Figure data in JSON
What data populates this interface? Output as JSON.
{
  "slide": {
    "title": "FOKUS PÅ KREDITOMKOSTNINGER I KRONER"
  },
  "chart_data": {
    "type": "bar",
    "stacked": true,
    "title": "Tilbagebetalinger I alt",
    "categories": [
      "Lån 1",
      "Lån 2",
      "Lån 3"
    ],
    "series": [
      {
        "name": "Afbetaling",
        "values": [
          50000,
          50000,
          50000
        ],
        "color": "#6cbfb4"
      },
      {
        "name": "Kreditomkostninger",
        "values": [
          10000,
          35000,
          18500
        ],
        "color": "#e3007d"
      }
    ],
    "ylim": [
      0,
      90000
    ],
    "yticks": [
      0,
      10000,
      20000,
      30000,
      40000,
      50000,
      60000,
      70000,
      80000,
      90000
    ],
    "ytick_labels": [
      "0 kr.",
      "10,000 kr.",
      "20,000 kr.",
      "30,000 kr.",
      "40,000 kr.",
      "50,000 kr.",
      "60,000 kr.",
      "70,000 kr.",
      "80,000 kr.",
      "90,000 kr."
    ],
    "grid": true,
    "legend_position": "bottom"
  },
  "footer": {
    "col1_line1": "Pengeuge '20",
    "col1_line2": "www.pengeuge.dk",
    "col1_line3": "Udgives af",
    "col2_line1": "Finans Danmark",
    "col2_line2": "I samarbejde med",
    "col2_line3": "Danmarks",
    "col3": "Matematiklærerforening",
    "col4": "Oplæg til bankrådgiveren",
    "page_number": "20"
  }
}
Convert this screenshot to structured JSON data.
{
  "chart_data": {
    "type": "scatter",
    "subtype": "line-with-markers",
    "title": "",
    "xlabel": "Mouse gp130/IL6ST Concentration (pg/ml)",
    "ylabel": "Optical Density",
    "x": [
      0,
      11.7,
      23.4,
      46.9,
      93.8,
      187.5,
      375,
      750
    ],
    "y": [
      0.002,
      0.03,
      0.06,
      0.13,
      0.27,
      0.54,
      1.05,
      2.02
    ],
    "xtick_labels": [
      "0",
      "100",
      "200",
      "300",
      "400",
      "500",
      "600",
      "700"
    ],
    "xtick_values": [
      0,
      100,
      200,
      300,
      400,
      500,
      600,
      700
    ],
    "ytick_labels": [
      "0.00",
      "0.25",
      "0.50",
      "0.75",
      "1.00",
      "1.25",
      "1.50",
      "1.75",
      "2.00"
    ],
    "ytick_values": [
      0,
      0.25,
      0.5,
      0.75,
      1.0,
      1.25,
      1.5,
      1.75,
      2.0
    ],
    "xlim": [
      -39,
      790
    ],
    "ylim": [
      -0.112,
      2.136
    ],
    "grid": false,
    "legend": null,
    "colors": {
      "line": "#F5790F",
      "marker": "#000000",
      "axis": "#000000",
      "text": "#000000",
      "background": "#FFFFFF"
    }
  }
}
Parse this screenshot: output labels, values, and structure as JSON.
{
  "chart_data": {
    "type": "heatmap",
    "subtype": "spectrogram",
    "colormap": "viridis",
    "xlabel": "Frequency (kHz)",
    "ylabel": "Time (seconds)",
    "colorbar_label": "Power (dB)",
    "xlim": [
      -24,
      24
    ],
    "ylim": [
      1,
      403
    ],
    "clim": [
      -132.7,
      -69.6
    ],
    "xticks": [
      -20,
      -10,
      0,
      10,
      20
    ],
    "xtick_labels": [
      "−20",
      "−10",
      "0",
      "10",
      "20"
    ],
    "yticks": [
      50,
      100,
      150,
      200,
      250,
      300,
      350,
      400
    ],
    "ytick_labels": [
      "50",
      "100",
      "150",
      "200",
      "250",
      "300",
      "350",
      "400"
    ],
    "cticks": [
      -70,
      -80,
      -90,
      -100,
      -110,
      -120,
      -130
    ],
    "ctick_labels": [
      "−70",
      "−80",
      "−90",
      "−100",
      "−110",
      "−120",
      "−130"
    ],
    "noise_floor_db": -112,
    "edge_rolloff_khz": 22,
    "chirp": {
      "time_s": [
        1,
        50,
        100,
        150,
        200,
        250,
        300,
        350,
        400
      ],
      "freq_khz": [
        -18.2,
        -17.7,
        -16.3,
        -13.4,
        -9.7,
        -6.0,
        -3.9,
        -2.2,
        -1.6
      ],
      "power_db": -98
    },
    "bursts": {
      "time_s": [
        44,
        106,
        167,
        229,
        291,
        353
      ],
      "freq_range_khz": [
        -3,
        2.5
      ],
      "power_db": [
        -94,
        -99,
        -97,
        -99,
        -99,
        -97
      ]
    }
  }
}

▶ Goal of the exercise: Give back the lines of the listing from the one with "Parse this screenshot: output" through the end, both included, exactly as written and with nothing added.

▶ Solution to the problem:
Parse this screenshot: output labels, values, and structure as JSON.
{
  "chart_data": {
    "type": "heatmap",
    "subtype": "spectrogram",
    "colormap": "viridis",
    "xlabel": "Frequency (kHz)",
    "ylabel": "Time (seconds)",
    "colorbar_label": "Power (dB)",
    "xlim": [
      -24,
      24
    ],
    "ylim": [
      1,
      403
    ],
    "clim": [
      -132.7,
      -69.6
    ],
    "xticks": [
      -20,
      -10,
      0,
      10,
      20
    ],
    "xtick_labels": [
      "−20",
      "−10",
      "0",
      "10",
      "20"
    ],
    "yticks": [
      50,
      100,
      150,
      200,
      250,
      300,
      350,
      400
    ],
    "ytick_labels": [
      "50",
      "100",
      "150",
      "200",
      "250",
      "300",
      "350",
      "400"
    ],
    "cticks": [
      -70,
      -80,
      -90,
      -100,
      -110,
      -120,
      -130
    ],
    "ctick_labels": [
      "−70",
      "−80",
      "−90",
      "−100",
      "−110",
      "−120",
      "−130"
    ],
    "noise_floor_db": -112,
    "edge_rolloff_khz": 22,
    "chirp": {
      "time_s": [
        1,
        50,
        100,
        150,
        200,
        250,
        300,
        350,
        400
      ],
      "freq_khz": [
        -18.2,
        -17.7,
        -16.3,
        -13.4,
        -9.7,
        -6.0,
        -3.9,
        -2.2,
        -1.6
      ],
      "power_db": -98
    },
    "bursts": {
      "time_s": [
        44,
        106,
        167,
        229,
        291,
        353
      ],
      "freq_range_khz": [
        -3,
        2.5
      ],
      "power_db": [
        -94,
        -99,
        -97,
        -99,
        -99,
        -97
      ]
    }
  }
}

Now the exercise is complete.